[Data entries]
┌────────
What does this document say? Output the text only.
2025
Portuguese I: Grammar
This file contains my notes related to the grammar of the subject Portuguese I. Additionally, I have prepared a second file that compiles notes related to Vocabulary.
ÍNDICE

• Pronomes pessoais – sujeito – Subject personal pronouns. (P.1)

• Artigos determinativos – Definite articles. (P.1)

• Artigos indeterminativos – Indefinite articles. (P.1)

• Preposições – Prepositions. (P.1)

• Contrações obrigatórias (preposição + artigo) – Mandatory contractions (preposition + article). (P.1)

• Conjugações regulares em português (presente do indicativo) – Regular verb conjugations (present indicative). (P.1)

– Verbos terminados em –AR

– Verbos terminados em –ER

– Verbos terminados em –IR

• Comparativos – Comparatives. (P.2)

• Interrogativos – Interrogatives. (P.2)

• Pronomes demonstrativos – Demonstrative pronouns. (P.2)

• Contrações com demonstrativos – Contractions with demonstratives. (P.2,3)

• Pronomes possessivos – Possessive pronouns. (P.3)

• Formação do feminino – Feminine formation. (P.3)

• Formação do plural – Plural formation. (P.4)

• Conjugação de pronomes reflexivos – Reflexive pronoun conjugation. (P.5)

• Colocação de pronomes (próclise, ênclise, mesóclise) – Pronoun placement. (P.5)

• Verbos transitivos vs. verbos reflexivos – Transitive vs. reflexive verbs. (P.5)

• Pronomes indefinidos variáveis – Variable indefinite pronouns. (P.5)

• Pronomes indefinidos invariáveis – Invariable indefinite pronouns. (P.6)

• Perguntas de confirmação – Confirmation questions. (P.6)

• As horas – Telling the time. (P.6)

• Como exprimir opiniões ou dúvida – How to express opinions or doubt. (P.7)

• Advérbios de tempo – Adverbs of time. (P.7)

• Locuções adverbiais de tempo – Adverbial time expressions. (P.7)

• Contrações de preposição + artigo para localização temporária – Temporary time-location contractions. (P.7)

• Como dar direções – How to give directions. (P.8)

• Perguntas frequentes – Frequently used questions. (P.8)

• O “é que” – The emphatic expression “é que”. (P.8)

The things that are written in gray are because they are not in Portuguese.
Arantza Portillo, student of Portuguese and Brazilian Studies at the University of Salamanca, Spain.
└────────
┌────────
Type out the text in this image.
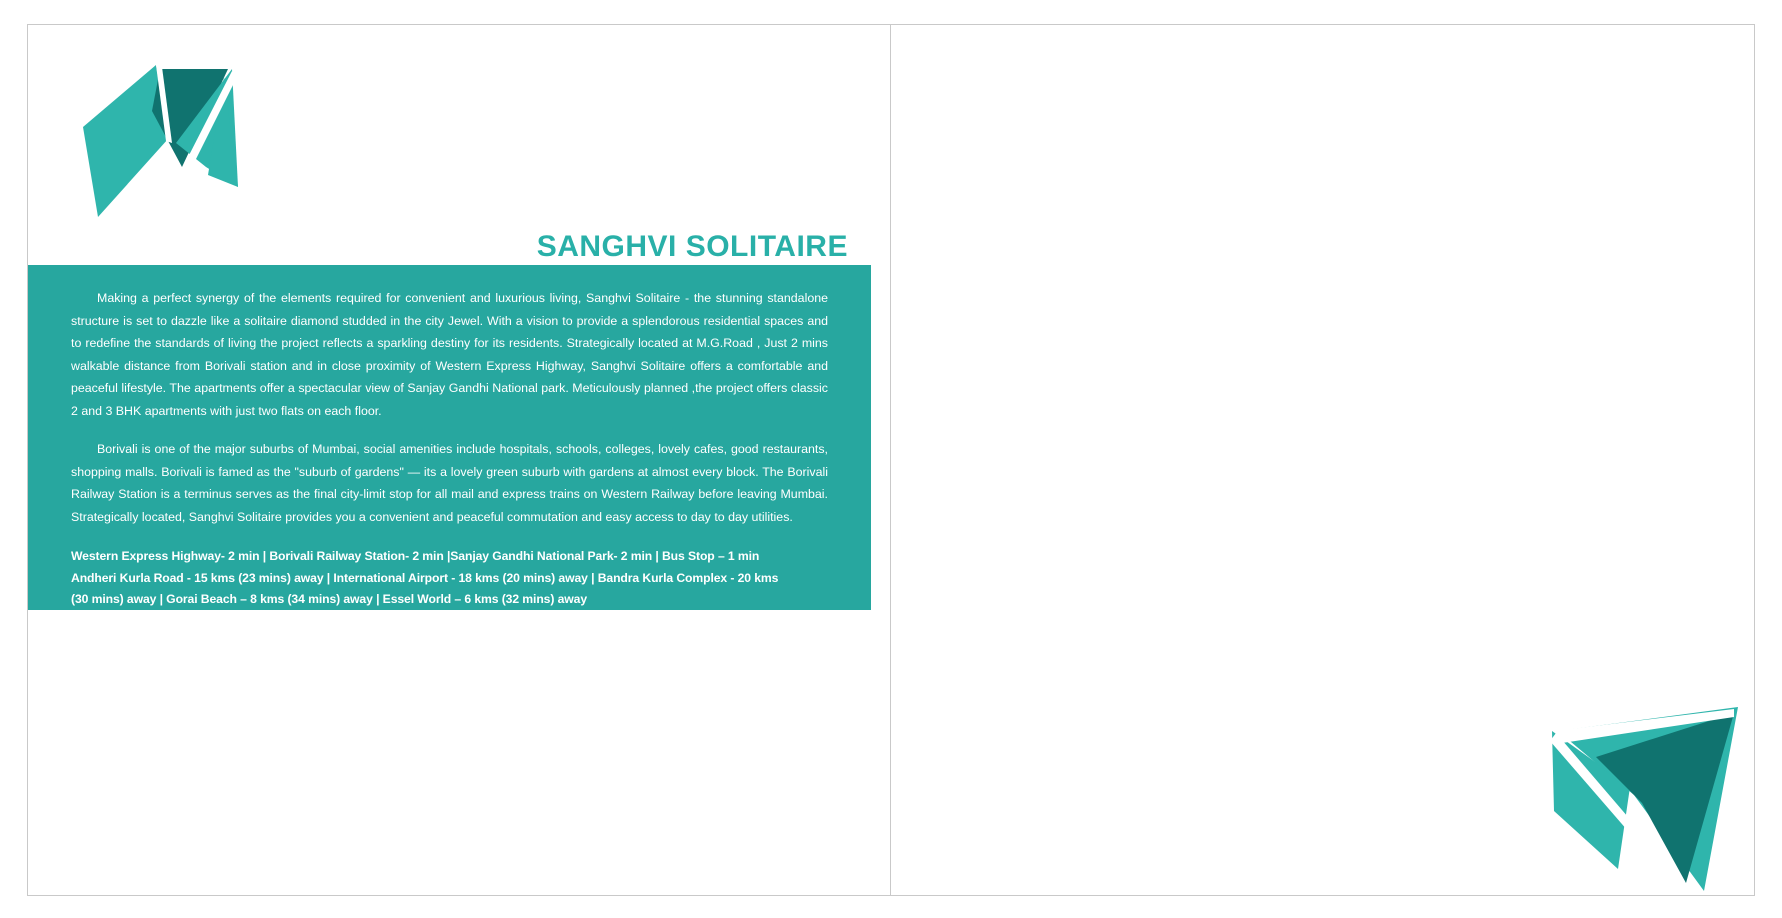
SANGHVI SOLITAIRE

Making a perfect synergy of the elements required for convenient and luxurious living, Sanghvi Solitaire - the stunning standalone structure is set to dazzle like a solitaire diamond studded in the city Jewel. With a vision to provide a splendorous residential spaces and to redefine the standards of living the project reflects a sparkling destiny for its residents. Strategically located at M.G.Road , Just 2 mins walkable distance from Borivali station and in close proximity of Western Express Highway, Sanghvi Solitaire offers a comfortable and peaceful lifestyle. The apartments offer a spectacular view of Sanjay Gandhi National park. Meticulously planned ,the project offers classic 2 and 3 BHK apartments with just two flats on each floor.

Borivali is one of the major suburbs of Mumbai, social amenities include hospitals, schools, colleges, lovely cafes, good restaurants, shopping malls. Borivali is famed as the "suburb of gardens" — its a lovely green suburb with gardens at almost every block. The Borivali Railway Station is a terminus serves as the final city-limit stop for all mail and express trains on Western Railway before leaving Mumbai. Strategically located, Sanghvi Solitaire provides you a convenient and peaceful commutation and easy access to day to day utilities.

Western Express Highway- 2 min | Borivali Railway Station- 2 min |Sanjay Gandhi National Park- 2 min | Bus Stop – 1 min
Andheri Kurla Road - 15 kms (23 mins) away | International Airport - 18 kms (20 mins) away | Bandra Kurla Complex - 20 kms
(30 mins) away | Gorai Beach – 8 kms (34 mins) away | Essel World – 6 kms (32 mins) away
└────────
┌────────
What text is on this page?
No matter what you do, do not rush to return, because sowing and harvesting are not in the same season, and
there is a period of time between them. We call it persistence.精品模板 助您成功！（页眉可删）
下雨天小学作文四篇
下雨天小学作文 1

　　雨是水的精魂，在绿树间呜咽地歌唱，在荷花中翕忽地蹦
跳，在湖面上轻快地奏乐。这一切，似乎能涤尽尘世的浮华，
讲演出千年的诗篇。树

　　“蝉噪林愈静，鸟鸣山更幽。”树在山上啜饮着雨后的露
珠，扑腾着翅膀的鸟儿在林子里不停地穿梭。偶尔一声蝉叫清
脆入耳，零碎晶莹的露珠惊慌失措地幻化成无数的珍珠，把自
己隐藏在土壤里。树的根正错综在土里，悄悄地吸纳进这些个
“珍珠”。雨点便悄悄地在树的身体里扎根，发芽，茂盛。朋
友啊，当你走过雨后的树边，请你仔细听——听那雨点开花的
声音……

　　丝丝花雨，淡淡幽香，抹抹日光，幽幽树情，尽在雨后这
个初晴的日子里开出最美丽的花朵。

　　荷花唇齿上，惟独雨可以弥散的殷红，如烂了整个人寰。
└────────
- TASK REQUIREMENTS
Search the records for the string "time" and return every line in which it occurs.

- THE ANSWER
• As horas – Telling the time. (P.6)
• Advérbios de tempo – Adverbs of time. (P.7)
• Locuções adverbiais de tempo – Adverbial time expressions. (P.7)
• Contrações de preposição + artigo para localização temporária – Temporary time-location contractions. (P.7)
there is a period of time between them. We call it persistence.精品模板 助您成功！（页眉可删）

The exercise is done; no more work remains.